--- START OF Reading text ---
Table 3 Skill score definitions used to evaluate model performance

Statistical significance tests are performed to assess the significance (at the 95 % confidence level) of differences in temperature and precipitation extremes simulated by NRCM36, NRCM36_BBC, NRCM36_SBC, NRCM36_BSBC and NRCM36_BBC in comparison to CFSR. Given that extremes are not normally distributed the t test is not the most appropriate significance test. Instead the classical non-parametric Wilcoxon–Mann–Whitney rank-sum test is used. Wilks (2006) states that this test is resistant to outliers and robust in the sense that it is almost as powerful as the t test. The test statistic is a function of the sum of the ranks of the pooled samples. If the sum of the ranks is far apart compared to most other possible partitions of the data, then the null hypothesis that the samples are drawn from the same distribution is rejected.

2.6 Climate regions

Nine climatic regions (Northwest, West, Southwest, northern Rockies and Plains, upper Midwest, Ohio Valley, South, Southeast and Northeast) (Karl and Koss 1984) have been chosen to validate the RCM simulations over the US (Fig. 1). For this study, performance measures are calculated for the extreme indices for each climatic region.

3 Results

3.1 Dynamical downscaling ability of RCMs

In this section, the ability of CCSM3 and several CCSM3-driven regional climate models to simulate the spatial distribution of Tmax, Tmin and Prec is evaluated for the period for which all RCM datasets overlap (1995–1999). Figure 2 shows average Tmax, Tmin and Prec from CFSR for the period 1979–2010, and the difference between CCSM3 and CFSR and the difference between each RCM and CFSR for the period 1995–1999. Although 5 years is insufficient to remove the influence of decadal variability phase disagreements between CFSR and CCSM3, using 32 years of CFSR is sufficient to smooth out decadal variability from the evaluation dataset. Sensitivity tests using a series of 5-year periods (1980–1984, 1985–1989, 1990–1994, 1995–1999 and 2000–2004) of the CFSR data are shown in terms of variability in the bias fields using different observed 5-year periods. The variability in the bias field is quite low (Fig. 2) and for most regions the bias patterns are robust to the evaluation period except for regions where the bias changes sign (warm to cold and dry to wet). In general, CCSM3 exhibits a warm bias in Tmax and a cold bias in Tmin. In summer biases in CCSM3-simulated Tmax and Tmin are caused by misrepresentation of convective events. For precipitation, CCSM3 has a wet bias over the Central Great Plains and eastern US and dry bias elsewhere (Fig. 2).
--- END OF Reading text ---
--- START OF Dataset rows ---
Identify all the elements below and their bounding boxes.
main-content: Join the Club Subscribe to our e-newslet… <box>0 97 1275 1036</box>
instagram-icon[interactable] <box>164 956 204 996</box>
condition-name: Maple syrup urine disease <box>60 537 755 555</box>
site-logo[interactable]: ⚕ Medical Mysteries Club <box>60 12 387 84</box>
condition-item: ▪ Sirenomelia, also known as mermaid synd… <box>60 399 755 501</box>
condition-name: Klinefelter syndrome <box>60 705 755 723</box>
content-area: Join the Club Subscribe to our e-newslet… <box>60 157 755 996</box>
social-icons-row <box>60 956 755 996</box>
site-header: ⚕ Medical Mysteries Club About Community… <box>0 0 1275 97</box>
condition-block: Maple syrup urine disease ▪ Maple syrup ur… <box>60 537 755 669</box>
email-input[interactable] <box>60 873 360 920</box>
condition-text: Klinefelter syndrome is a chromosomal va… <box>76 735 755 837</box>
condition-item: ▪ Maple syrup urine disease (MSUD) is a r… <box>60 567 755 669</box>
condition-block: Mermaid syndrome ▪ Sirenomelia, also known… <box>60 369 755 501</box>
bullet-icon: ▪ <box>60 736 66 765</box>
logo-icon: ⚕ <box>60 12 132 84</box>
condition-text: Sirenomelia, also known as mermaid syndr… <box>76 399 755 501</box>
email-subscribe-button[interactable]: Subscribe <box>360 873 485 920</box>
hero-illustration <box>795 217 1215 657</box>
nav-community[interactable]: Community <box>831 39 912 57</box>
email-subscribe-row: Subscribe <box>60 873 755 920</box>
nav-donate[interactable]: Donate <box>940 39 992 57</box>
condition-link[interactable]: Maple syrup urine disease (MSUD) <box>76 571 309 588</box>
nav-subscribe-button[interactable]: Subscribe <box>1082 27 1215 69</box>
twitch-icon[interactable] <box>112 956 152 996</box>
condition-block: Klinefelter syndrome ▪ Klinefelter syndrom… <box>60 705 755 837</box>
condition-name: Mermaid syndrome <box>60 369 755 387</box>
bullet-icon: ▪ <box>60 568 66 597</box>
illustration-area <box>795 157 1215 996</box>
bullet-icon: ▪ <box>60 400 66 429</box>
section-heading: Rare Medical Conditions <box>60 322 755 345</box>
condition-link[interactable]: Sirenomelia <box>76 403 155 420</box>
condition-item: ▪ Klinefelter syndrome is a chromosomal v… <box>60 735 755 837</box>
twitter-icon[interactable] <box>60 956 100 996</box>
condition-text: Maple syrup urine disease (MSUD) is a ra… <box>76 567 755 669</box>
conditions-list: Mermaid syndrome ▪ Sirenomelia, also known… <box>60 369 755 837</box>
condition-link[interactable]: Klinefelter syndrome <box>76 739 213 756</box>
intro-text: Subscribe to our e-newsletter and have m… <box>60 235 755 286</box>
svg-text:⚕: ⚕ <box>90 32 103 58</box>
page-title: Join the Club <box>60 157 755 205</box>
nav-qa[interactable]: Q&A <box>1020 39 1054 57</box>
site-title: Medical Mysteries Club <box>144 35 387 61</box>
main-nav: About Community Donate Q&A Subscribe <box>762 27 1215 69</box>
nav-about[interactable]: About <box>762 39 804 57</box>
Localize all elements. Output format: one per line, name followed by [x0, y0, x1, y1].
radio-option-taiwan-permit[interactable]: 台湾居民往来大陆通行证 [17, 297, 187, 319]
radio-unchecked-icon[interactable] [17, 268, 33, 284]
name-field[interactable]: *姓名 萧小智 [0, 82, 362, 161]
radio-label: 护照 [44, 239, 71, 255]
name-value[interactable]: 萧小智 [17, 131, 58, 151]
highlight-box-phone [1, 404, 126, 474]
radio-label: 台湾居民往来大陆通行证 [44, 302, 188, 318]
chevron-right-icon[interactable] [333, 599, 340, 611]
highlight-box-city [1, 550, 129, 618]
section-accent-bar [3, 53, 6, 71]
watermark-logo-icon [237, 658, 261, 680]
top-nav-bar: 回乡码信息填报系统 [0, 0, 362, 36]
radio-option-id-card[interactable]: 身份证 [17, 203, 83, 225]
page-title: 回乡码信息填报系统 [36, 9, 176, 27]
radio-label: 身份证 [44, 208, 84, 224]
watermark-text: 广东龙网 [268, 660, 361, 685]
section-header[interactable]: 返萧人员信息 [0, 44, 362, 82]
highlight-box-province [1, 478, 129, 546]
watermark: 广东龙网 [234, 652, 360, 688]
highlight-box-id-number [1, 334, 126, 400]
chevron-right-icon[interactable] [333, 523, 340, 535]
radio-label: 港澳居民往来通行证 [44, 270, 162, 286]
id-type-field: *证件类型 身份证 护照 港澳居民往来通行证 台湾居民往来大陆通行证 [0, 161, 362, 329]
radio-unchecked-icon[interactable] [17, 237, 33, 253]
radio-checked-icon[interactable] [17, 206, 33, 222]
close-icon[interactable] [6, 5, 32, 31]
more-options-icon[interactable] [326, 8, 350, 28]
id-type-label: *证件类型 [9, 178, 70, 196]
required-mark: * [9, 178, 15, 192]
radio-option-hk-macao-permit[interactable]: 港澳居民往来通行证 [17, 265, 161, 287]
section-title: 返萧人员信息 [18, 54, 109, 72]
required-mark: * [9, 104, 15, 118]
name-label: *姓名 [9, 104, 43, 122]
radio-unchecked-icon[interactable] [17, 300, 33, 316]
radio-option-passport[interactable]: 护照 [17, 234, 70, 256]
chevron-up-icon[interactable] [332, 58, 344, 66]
--- END OF Dataset rows ---
## Required work
(1) In the climate model text, rewrite the paragraph that begins "In this section, the ability" as a bulleted list that keeps its main facts.
(2) According to the climate model text, which significance test is used in place of the t test?
(3) List every 5-year period of CFSR data that the climate model text names for the sensitivity tests.
Use only the climate model text to complete the work, not the data.

## Answers in order
(1)
- The section evaluates how well CCSM3 and several CCSM3-driven regional climate models simulate the spatial distribution of Tmax, Tmin and Prec.
- The evaluation covers 1995–1999, the period when all RCM datasets overlap.
- Figure 2 shows average Tmax, Tmin and Prec from CFSR for 1979–2010, along with the differences of CCSM3 and of each RCM from CFSR for 1995–1999.
- Five years is not enough to remove the effect of decadal variability phase disagreements between CFSR and CCSM3. However, 32 years of CFSR is enough to smooth decadal variability out of the evaluation dataset.
- Sensitivity tests use five 5-year periods of CFSR data to show how the bias fields vary.
- Variability in the bias field is quite low. For most regions, the bias patterns hold regardless of the evaluation period, except where the bias changes sign.
- CCSM3 generally has a warm bias in Tmax and a cold bias in Tmin. In summer, these biases come from misrepresented convective events.
- For precipitation, CCSM3 is too wet over the Central Great Plains and eastern US and too dry elsewhere.

(2) The classical non-parametric Wilcoxon–Mann–Whitney rank-sum test.

(3)
- 1980–1984
- 1985–1989
- 1990–1994
- 1995–1999
- 2000–2004